## PROBLEM DESCRIPTION
Exactly as given, write out the lines from the one containing "Give me the" through the end of the listing, with both ends included and nothing else.

## LISTED ENTRIES
↓↓↓

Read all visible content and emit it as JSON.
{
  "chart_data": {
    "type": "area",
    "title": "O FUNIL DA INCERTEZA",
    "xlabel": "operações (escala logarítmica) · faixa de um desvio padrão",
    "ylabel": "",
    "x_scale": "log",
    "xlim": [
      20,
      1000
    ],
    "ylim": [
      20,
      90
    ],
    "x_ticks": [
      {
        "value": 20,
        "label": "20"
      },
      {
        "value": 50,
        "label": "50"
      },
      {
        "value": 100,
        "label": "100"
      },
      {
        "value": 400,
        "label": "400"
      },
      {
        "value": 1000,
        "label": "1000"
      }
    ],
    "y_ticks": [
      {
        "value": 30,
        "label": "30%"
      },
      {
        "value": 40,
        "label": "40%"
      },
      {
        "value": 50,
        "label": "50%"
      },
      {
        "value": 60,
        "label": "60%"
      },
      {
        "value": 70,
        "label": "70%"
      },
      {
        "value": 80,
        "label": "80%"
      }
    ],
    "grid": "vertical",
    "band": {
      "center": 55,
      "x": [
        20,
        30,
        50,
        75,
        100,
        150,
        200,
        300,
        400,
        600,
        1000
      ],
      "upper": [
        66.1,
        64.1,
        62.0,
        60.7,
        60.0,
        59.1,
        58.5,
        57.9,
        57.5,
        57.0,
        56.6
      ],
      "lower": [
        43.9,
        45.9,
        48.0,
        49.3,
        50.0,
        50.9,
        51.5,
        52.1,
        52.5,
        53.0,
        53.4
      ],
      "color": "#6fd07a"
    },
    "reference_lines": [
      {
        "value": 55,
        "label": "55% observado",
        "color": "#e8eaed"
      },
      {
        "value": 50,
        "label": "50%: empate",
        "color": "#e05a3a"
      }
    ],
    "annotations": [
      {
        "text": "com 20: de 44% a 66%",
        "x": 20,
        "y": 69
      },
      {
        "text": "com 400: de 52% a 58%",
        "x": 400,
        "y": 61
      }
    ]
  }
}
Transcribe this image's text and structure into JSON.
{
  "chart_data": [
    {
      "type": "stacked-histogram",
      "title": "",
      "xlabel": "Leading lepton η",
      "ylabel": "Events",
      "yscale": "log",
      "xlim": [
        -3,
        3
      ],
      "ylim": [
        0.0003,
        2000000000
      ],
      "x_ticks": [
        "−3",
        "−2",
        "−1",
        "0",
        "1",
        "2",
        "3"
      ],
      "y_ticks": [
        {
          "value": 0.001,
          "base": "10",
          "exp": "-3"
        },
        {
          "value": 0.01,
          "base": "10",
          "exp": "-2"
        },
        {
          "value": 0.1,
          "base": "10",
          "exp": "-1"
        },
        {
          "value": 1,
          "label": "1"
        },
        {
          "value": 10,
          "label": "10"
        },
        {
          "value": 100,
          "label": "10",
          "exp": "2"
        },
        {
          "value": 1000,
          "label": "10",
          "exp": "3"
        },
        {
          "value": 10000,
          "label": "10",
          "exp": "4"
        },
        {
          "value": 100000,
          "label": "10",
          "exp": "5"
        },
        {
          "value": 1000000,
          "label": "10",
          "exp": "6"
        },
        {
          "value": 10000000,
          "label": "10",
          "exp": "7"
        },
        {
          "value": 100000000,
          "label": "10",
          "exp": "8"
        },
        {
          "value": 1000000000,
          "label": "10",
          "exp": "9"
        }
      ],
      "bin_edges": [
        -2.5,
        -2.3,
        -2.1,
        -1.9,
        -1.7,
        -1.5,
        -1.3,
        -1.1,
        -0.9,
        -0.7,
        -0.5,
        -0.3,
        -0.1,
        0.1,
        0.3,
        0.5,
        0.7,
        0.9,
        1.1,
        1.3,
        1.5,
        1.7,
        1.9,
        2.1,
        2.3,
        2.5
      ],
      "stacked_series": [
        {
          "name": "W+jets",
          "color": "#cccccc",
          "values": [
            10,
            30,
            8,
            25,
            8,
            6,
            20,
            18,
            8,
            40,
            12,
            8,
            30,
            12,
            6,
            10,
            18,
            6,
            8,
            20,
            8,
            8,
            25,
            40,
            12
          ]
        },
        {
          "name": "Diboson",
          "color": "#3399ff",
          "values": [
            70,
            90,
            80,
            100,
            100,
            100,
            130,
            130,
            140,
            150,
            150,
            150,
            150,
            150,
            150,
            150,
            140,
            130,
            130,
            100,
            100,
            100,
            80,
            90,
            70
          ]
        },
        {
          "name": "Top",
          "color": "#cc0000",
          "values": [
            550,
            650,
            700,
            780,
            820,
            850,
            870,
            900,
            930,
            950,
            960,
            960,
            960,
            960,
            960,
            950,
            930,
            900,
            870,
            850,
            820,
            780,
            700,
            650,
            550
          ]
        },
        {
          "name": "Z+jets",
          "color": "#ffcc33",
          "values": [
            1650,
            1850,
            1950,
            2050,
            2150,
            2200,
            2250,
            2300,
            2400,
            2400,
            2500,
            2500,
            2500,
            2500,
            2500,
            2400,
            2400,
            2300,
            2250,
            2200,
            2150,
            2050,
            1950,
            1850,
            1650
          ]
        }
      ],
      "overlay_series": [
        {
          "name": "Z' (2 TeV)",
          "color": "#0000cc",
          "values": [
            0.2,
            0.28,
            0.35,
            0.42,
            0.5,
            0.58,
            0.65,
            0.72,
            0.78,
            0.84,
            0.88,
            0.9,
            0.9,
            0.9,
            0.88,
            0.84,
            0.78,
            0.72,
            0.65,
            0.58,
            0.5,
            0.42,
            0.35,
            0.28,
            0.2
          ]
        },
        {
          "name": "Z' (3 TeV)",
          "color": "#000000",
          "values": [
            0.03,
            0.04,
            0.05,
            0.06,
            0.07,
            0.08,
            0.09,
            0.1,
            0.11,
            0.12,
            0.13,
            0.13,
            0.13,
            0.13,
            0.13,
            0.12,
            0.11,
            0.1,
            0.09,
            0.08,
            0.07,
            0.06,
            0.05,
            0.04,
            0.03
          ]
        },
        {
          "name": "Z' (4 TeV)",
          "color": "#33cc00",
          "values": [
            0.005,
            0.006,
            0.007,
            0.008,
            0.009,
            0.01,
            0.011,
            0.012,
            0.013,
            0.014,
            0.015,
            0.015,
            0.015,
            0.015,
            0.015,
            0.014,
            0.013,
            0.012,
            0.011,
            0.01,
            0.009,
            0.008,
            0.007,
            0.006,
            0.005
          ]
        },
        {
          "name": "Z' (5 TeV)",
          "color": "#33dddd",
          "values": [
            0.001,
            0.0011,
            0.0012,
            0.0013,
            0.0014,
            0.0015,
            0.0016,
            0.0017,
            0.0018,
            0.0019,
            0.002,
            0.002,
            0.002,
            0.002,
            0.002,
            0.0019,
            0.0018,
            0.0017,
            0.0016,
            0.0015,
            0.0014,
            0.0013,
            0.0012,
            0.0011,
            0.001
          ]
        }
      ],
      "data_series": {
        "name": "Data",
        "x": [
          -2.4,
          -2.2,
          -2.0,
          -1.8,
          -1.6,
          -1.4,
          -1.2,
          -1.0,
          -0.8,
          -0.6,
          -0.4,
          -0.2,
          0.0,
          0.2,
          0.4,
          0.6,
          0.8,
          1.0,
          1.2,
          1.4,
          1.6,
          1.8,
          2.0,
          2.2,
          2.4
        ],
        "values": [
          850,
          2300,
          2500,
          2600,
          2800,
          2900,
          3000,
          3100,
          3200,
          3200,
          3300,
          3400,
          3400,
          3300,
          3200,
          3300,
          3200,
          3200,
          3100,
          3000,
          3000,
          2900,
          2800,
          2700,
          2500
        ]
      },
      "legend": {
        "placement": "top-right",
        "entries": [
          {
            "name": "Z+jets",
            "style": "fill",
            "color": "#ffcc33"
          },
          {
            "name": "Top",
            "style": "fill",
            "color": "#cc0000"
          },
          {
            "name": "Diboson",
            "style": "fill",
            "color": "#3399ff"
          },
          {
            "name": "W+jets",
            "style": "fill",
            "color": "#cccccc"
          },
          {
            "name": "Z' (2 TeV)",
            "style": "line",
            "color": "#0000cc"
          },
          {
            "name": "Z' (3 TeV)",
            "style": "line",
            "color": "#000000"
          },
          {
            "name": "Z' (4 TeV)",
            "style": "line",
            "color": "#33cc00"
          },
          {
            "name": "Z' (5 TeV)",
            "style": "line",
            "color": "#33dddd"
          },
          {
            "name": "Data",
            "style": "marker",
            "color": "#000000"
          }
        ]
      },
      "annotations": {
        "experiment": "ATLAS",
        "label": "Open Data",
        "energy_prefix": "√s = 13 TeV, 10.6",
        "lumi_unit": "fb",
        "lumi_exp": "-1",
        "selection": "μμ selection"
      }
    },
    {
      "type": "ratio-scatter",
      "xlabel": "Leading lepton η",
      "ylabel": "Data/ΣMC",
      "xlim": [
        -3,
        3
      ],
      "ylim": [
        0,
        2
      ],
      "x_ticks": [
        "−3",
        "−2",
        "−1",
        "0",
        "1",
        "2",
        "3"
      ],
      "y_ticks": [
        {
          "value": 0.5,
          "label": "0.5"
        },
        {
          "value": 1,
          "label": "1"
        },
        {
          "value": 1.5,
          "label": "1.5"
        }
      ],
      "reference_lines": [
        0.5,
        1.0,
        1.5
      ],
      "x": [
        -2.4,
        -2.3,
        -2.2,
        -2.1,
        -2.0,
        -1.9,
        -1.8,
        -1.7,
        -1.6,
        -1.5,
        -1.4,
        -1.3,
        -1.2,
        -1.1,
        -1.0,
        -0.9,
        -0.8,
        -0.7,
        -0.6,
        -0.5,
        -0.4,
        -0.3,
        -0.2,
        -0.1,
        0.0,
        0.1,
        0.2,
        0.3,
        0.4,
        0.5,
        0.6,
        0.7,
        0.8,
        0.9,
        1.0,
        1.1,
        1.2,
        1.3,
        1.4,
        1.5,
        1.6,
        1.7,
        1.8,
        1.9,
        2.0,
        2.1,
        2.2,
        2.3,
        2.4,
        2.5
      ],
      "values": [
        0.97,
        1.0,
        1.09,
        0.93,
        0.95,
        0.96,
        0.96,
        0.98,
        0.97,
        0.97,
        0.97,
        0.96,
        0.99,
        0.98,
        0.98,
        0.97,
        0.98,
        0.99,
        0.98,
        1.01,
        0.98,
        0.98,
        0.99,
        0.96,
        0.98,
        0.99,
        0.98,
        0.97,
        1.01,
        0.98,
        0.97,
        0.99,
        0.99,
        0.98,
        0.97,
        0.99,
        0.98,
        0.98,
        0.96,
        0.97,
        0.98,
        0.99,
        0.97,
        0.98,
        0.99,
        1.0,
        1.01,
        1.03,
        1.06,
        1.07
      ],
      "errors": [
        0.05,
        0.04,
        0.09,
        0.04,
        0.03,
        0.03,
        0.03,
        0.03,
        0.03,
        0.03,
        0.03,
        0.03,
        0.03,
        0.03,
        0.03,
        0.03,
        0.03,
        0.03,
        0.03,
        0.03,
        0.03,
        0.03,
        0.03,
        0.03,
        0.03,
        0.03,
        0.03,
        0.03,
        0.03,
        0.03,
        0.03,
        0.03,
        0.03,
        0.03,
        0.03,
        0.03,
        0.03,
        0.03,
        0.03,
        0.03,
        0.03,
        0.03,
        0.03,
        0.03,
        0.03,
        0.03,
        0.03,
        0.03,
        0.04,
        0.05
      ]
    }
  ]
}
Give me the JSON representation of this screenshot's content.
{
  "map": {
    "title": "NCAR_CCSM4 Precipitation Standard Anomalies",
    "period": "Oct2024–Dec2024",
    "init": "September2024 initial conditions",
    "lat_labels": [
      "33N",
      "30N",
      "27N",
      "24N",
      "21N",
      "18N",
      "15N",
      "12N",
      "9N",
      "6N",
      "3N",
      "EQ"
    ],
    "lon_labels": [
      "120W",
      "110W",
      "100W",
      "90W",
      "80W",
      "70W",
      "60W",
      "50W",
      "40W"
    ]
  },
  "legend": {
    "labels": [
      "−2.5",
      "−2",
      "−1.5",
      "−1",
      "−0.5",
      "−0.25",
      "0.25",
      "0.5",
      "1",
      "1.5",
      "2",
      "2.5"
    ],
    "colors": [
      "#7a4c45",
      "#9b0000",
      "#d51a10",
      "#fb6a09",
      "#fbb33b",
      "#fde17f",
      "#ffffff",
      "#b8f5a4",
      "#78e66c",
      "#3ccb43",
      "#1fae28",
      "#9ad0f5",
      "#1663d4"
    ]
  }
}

↑↑↑

## FINAL RESULT
Give me the JSON representation of this screenshot's content.
{
  "map": {
    "title": "NCAR_CCSM4 Precipitation Standard Anomalies",
    "period": "Oct2024–Dec2024",
    "init": "September2024 initial conditions",
    "lat_labels": [
      "33N",
      "30N",
      "27N",
      "24N",
      "21N",
      "18N",
      "15N",
      "12N",
      "9N",
      "6N",
      "3N",
      "EQ"
    ],
    "lon_labels": [
      "120W",
      "110W",
      "100W",
      "90W",
      "80W",
      "70W",
      "60W",
      "50W",
      "40W"
    ]
  },
  "legend": {
    "labels": [
      "−2.5",
      "−2",
      "−1.5",
      "−1",
      "−0.5",
      "−0.25",
      "0.25",
      "0.5",
      "1",
      "1.5",
      "2",
      "2.5"
    ],
    "colors": [
      "#7a4c45",
      "#9b0000",
      "#d51a10",
      "#fb6a09",
      "#fbb33b",
      "#fde17f",
      "#ffffff",
      "#b8f5a4",
      "#78e66c",
      "#3ccb43",
      "#1fae28",
      "#9ad0f5",
      "#1663d4"
    ]
  }
}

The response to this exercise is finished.